PROMPT: Lines that hold the word "dewpt" should be located and copied.

(A block of data)
* start *
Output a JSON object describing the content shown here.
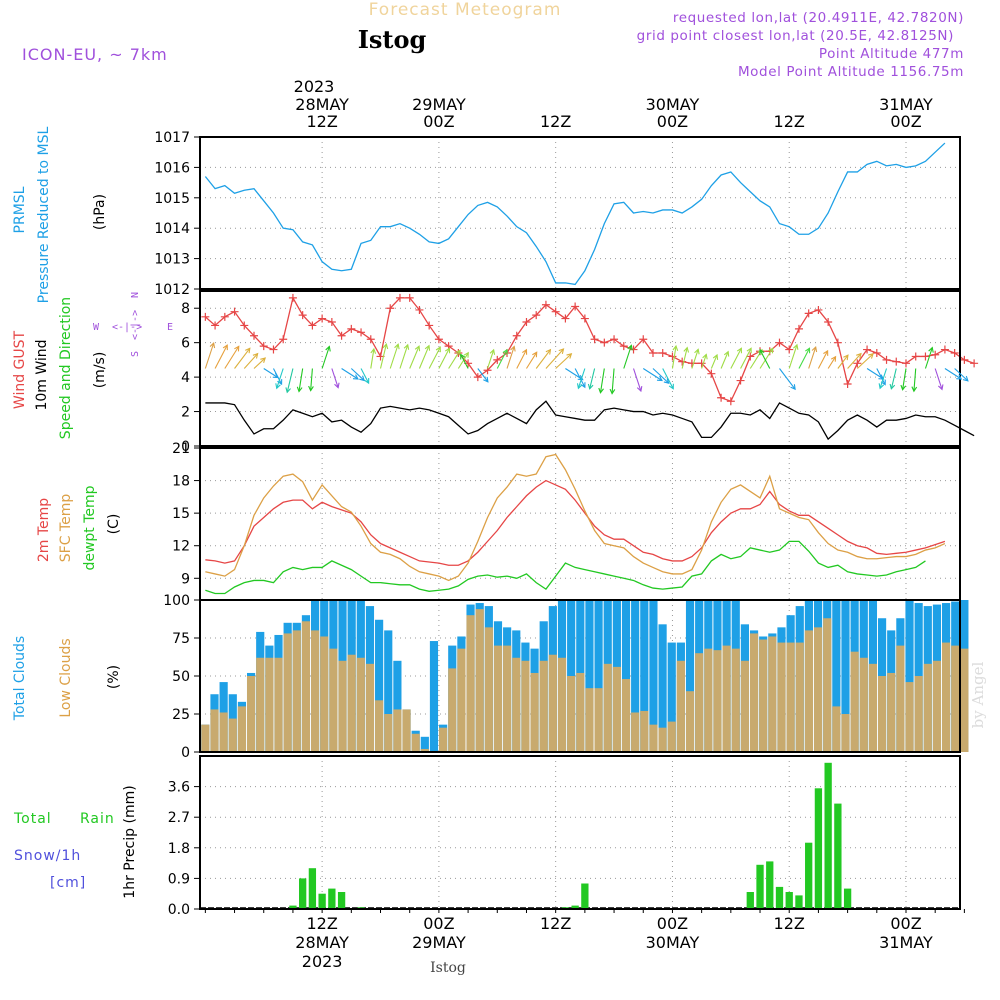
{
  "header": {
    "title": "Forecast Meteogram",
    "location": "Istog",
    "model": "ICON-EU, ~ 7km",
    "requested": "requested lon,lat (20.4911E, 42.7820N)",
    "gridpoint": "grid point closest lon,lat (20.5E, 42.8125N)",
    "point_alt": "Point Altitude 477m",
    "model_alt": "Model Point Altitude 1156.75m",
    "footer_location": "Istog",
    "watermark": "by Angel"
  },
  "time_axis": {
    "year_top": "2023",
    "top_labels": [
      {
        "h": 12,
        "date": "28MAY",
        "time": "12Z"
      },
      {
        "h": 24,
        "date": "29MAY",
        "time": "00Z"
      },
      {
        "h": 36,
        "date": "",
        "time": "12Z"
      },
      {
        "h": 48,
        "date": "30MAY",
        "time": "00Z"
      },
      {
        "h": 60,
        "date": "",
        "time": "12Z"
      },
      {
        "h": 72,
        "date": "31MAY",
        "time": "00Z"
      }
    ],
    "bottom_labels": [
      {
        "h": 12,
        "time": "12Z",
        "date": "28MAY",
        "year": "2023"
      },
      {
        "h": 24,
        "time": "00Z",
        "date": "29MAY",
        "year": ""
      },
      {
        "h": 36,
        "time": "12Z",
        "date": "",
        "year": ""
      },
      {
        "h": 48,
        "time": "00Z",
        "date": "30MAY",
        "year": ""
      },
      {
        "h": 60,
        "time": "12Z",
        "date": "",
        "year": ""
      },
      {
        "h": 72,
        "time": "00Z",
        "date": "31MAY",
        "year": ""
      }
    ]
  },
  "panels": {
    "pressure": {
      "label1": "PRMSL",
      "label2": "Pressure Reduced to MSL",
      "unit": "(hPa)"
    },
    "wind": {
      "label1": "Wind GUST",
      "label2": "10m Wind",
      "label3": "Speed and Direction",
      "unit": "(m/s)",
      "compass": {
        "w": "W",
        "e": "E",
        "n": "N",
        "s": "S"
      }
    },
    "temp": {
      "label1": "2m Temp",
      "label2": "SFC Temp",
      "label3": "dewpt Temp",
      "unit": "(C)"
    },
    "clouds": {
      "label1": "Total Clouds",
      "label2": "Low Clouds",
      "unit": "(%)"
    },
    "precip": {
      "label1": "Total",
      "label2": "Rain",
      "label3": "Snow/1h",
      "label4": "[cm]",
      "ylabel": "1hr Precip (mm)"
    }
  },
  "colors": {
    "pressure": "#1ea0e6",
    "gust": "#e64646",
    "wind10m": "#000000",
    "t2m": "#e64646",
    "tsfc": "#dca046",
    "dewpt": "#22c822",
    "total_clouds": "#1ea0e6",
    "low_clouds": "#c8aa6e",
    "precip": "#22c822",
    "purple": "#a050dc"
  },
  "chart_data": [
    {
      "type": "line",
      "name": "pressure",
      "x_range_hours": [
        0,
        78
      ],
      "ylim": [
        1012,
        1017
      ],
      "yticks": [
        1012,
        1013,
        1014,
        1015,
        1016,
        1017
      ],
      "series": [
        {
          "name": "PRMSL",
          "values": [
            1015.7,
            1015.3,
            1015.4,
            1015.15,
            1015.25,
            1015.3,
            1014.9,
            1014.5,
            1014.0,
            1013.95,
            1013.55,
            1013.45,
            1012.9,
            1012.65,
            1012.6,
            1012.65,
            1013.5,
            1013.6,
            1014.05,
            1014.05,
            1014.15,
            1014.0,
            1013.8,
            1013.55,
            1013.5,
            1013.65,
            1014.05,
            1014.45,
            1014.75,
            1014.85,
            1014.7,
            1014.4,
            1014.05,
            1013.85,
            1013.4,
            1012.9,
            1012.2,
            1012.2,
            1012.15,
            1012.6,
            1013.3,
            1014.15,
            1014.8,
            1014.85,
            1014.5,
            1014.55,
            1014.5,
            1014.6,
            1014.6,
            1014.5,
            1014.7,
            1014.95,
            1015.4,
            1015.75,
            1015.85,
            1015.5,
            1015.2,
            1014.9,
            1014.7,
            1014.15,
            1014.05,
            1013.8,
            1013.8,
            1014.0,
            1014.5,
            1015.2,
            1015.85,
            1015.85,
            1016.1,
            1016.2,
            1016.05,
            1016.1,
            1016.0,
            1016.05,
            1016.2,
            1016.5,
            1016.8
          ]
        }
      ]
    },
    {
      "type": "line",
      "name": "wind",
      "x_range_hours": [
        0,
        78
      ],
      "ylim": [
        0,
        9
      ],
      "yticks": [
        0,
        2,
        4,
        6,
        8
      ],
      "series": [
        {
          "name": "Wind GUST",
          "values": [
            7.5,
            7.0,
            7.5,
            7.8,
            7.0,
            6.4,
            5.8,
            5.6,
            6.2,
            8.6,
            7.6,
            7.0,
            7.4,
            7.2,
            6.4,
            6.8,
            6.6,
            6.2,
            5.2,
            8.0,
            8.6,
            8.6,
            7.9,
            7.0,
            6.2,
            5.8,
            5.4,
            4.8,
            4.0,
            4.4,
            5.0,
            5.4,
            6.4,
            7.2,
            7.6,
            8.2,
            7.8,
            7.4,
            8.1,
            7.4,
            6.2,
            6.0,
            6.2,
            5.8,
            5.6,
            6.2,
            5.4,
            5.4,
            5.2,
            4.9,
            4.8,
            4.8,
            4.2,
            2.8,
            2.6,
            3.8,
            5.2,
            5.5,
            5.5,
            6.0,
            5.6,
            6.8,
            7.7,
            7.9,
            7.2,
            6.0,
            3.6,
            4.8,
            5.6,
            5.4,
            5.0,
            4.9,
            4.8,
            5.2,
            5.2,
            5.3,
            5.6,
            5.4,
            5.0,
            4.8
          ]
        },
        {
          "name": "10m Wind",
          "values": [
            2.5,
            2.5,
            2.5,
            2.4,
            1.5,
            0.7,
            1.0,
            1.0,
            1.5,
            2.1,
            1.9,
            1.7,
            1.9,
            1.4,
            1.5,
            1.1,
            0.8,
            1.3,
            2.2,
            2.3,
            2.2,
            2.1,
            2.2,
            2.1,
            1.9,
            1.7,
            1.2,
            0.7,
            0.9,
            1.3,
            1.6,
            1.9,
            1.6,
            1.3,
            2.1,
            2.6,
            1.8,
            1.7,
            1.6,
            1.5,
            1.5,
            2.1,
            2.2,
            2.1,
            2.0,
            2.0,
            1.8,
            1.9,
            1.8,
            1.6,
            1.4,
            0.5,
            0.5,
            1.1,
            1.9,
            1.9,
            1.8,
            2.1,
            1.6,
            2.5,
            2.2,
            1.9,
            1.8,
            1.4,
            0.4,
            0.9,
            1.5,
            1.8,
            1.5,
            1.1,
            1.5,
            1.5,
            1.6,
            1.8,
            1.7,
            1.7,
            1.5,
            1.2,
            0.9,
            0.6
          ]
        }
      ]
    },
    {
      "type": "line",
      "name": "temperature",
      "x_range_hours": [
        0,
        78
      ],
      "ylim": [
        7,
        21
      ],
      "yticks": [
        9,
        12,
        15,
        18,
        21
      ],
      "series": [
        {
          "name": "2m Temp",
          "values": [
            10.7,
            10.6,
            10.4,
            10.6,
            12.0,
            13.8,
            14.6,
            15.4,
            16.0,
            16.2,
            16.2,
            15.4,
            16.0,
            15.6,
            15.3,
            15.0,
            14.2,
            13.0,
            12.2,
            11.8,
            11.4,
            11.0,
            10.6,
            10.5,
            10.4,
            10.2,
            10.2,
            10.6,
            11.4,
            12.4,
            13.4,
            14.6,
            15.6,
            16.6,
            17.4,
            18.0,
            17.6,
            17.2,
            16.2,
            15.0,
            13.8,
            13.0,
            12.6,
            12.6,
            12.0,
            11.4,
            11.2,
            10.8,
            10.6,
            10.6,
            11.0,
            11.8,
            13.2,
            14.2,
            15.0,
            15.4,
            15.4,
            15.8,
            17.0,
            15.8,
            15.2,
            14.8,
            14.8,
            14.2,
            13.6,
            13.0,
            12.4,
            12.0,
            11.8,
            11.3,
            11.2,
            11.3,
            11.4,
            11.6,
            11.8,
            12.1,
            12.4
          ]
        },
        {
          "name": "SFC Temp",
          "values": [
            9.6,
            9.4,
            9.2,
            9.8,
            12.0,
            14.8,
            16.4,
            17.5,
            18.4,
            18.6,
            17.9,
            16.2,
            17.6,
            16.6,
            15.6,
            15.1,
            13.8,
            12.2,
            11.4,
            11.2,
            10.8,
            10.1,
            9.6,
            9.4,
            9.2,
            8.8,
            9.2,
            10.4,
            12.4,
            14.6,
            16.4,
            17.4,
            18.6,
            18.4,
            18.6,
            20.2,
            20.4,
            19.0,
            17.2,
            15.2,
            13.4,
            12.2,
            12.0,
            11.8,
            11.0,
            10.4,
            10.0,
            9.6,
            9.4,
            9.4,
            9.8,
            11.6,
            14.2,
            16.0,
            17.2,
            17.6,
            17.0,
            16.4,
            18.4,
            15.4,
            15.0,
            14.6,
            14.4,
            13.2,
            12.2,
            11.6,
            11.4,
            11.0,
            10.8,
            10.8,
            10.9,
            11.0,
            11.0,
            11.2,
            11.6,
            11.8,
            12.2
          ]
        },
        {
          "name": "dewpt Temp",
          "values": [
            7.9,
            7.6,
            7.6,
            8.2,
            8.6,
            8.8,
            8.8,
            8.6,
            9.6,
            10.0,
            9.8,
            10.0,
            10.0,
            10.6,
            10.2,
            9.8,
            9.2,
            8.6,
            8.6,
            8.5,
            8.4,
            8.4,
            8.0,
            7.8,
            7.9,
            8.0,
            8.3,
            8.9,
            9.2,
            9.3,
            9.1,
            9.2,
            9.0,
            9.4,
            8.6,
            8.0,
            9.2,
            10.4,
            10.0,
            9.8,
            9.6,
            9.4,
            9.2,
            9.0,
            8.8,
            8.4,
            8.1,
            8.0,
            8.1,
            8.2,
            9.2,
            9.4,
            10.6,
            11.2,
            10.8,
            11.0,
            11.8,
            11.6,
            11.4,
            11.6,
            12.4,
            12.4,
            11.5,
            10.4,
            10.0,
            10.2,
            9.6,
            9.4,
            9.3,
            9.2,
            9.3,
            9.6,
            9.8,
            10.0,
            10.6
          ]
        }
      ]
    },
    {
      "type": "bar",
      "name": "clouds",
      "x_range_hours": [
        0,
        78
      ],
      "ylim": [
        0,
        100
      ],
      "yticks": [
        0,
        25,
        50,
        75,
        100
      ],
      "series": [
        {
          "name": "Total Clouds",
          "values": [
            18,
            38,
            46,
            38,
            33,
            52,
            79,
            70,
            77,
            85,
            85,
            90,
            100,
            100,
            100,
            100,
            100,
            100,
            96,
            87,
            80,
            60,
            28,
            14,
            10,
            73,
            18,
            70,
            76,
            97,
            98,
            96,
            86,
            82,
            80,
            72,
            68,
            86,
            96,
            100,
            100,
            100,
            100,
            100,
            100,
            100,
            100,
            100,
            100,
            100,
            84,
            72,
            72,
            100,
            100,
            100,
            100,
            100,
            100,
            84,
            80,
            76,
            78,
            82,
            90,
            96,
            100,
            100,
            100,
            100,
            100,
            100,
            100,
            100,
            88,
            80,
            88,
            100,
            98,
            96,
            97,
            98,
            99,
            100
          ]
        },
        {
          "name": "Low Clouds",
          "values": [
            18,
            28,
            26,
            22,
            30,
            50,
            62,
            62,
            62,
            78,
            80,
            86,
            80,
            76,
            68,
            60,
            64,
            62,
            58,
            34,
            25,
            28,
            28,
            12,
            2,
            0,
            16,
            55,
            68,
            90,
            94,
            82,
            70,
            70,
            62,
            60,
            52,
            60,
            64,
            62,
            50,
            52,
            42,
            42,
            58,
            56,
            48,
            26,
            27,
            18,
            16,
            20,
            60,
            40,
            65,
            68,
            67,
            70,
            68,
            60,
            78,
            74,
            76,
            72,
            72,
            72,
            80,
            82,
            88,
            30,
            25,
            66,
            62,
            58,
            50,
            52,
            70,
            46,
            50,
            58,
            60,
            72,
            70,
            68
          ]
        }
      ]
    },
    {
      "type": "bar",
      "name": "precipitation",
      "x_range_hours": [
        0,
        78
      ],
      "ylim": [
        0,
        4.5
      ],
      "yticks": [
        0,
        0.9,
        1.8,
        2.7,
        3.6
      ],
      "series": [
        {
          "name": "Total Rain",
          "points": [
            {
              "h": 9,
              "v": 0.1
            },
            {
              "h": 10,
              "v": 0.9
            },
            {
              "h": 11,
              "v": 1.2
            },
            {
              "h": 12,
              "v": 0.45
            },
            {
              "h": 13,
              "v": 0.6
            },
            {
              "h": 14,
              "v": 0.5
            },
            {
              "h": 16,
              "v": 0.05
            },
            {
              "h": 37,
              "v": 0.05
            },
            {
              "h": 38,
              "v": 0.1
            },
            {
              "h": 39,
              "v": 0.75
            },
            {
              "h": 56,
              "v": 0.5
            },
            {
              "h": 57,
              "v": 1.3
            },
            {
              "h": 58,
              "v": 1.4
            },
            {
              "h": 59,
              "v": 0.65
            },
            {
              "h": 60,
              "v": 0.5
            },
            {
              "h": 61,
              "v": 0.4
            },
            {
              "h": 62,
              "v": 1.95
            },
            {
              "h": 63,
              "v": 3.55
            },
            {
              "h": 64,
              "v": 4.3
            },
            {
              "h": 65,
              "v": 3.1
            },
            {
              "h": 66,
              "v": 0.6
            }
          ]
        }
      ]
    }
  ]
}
* end *
RESULT:
      "label3": "dewpt Temp",
    "dewpt": "#22c822",
          "name": "dewpt Temp",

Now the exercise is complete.